[START TASK DATA]

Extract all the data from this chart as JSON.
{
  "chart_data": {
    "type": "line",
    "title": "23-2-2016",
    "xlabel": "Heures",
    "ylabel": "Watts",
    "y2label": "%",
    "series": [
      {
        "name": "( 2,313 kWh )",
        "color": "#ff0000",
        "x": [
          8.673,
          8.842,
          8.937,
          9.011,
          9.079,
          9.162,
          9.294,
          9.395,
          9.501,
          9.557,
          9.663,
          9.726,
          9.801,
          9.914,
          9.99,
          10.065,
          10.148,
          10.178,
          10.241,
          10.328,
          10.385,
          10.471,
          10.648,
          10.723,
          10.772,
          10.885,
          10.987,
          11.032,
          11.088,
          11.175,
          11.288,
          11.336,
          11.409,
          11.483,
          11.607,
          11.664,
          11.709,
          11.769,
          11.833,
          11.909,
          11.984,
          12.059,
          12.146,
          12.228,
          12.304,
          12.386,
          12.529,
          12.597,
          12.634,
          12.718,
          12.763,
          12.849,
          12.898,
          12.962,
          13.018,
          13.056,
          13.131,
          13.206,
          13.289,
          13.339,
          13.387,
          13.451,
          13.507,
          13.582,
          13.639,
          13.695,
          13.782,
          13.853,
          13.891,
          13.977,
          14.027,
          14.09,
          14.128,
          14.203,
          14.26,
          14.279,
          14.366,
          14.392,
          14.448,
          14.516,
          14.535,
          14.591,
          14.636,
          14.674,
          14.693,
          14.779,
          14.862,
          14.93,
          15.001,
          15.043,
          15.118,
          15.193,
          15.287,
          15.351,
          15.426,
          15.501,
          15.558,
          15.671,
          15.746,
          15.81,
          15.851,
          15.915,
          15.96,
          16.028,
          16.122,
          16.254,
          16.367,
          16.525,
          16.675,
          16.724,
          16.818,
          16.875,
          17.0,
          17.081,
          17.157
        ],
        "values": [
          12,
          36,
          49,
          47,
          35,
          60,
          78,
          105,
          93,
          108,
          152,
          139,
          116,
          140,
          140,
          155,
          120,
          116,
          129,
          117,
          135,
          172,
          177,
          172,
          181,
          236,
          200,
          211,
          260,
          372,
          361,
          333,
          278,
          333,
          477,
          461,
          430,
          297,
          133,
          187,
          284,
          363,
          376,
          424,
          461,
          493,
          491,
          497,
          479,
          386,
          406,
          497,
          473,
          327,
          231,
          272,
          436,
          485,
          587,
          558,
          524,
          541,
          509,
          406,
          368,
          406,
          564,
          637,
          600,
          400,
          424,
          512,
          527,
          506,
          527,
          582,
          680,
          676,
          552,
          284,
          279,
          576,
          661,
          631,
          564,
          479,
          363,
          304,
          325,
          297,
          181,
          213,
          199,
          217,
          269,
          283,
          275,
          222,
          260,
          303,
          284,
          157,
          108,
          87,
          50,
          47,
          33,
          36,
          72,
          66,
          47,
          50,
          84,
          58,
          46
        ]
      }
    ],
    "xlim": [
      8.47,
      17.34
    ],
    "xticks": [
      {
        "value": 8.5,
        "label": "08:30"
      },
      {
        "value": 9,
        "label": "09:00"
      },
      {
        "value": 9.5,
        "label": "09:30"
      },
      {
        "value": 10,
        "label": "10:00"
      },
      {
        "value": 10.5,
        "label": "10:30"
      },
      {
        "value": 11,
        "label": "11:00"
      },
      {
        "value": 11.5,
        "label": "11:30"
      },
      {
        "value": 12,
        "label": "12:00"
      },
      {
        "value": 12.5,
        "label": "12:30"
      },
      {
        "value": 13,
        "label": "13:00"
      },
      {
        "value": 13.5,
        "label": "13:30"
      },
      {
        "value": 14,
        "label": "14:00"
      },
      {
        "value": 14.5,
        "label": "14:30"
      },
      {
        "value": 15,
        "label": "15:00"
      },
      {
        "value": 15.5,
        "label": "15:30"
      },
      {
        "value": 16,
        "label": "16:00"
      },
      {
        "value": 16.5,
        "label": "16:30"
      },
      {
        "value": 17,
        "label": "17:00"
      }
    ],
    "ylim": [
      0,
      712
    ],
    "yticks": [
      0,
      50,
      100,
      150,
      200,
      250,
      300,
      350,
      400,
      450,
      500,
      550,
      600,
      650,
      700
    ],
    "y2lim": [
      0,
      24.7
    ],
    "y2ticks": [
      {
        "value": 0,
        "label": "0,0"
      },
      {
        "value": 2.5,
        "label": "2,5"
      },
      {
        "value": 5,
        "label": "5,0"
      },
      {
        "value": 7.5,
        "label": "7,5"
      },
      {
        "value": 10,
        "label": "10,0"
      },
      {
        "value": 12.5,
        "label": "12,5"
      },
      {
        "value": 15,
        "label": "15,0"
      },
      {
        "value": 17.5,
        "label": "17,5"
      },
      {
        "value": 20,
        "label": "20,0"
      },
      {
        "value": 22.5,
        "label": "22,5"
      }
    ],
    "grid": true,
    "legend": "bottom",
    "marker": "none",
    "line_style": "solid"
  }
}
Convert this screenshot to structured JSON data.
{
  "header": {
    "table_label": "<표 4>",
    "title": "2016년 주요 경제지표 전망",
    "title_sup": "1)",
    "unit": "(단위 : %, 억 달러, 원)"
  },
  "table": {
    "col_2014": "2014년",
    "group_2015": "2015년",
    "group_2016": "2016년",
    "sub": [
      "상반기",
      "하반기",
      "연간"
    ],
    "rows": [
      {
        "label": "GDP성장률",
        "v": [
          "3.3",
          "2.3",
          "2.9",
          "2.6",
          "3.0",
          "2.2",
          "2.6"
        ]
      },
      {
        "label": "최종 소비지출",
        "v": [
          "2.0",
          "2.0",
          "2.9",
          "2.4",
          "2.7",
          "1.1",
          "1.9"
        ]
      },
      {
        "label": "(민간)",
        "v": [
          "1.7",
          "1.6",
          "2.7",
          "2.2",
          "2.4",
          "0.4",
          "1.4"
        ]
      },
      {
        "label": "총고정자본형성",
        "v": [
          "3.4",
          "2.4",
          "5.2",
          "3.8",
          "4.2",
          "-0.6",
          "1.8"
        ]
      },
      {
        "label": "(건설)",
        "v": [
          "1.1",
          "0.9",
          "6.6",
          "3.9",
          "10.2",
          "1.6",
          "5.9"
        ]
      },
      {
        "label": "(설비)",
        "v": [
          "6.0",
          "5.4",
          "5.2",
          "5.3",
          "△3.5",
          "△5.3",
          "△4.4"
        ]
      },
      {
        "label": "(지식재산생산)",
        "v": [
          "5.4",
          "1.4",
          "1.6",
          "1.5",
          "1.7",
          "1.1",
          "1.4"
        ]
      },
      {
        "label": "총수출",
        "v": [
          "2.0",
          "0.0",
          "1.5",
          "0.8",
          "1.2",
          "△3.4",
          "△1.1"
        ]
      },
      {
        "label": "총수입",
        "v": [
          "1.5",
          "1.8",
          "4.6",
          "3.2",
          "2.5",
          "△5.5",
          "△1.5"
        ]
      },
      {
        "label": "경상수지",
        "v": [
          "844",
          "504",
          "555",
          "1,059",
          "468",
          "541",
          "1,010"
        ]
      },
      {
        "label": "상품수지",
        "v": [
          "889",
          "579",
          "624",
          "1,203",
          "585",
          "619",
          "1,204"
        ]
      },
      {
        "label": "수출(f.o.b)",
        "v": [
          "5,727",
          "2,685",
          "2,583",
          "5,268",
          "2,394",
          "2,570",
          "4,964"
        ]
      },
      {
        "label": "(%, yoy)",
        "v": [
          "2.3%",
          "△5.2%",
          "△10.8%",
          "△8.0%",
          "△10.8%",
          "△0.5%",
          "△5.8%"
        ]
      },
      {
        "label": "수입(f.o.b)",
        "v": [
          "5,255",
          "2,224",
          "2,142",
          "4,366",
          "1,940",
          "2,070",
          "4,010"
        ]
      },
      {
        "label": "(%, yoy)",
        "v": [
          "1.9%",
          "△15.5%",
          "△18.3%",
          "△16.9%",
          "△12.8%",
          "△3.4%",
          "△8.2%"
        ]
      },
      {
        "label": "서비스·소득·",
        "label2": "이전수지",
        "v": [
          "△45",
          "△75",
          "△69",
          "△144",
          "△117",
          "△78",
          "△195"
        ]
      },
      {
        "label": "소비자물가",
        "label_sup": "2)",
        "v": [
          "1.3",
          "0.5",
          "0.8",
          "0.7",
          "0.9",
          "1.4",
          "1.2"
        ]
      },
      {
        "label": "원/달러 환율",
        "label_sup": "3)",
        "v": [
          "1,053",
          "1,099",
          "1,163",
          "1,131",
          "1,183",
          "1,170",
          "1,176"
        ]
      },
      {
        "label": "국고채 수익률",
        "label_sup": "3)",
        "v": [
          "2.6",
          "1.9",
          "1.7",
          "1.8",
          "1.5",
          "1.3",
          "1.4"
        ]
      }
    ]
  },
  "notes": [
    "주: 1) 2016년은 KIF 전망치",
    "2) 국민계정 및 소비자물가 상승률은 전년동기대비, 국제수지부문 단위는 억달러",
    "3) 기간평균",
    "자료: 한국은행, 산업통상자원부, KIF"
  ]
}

[END TASK DATA]

TO BE DONE:
Gather each line of the listing that holds the string "소비자물가".

COMPLETE RESPONSE:
        "label": "소비자물가",
    "2) 국민계정 및 소비자물가 상승률은 전년동기대비, 국제수지부문 단위는 억달러",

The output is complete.